=== Exercise aim ===
Look through the lines below and extract any with the word "copyright".

=== The records ===
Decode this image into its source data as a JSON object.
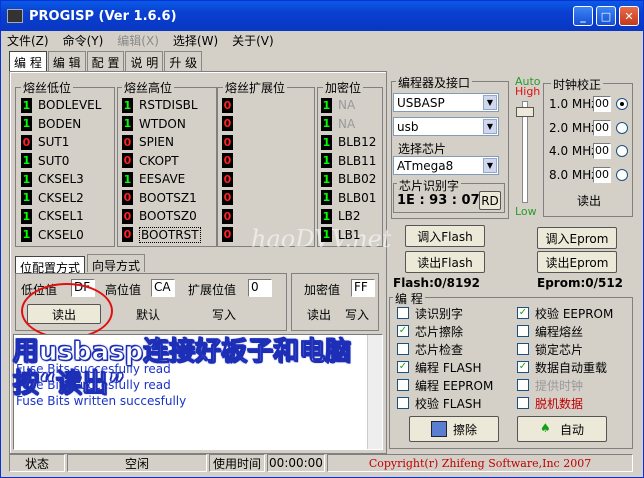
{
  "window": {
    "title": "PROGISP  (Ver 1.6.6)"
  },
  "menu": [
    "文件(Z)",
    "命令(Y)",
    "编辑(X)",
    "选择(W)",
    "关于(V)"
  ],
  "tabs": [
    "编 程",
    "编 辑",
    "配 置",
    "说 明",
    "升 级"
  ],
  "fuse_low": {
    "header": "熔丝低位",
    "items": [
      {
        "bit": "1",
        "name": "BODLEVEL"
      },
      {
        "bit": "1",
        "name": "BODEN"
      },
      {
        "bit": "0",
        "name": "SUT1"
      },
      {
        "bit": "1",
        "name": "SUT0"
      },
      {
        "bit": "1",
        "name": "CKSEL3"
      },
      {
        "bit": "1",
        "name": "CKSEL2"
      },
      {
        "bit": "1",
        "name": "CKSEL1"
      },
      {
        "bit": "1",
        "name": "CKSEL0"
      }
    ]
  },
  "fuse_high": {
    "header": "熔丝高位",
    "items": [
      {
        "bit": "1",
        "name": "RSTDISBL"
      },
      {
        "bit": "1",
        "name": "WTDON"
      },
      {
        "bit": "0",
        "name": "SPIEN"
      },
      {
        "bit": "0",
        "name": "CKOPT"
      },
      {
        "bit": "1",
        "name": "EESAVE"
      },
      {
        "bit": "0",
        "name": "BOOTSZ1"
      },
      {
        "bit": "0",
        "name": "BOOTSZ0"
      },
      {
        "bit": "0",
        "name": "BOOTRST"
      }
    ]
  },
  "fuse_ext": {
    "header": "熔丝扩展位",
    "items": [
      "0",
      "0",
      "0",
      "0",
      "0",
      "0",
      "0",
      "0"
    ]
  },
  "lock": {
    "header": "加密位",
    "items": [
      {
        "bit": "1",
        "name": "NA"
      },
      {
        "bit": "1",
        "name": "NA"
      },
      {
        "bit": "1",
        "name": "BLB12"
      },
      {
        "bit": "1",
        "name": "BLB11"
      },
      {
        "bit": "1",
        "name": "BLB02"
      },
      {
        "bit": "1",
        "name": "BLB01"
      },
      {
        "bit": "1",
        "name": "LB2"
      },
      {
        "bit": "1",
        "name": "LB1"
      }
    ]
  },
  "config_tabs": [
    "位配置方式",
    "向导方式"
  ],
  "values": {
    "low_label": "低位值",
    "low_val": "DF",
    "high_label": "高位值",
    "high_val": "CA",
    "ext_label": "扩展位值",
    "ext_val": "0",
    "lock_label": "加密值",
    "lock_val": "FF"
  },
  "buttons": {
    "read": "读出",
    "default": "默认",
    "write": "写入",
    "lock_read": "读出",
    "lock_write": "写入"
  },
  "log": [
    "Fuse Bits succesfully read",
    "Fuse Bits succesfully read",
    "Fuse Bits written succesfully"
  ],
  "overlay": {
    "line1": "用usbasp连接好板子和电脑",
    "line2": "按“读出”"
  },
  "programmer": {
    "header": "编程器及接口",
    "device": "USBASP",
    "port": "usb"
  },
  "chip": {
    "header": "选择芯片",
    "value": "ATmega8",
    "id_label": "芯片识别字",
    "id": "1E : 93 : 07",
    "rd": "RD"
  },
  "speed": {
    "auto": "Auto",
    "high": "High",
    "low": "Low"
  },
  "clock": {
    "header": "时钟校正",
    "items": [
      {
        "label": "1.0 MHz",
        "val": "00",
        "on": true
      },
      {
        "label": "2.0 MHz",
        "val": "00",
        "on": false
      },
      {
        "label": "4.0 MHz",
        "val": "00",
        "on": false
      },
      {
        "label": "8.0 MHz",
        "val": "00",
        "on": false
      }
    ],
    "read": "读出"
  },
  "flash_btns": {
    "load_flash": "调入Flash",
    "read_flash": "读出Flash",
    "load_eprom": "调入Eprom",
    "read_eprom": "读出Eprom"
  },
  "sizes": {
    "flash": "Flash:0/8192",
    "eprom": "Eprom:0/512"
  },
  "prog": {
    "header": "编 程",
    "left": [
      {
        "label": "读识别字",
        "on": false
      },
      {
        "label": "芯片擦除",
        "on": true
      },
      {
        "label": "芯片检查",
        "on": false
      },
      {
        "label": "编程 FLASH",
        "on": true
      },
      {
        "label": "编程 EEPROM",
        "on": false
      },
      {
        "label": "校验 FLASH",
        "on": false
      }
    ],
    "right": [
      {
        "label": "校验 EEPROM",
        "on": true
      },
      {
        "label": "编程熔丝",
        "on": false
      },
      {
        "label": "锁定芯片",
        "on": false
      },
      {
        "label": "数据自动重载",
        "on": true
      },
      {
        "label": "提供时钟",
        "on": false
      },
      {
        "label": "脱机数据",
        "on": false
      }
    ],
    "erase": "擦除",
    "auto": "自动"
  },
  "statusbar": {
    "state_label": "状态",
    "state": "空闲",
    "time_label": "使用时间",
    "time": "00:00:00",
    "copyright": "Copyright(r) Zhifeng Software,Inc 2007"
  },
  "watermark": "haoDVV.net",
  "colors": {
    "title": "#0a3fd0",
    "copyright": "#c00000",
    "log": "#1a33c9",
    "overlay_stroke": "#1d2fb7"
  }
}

=== Answer to the task ===
    "copyright": "Copyright(r) Zhifeng Software,Inc 2007"
    "copyright": "#c00000",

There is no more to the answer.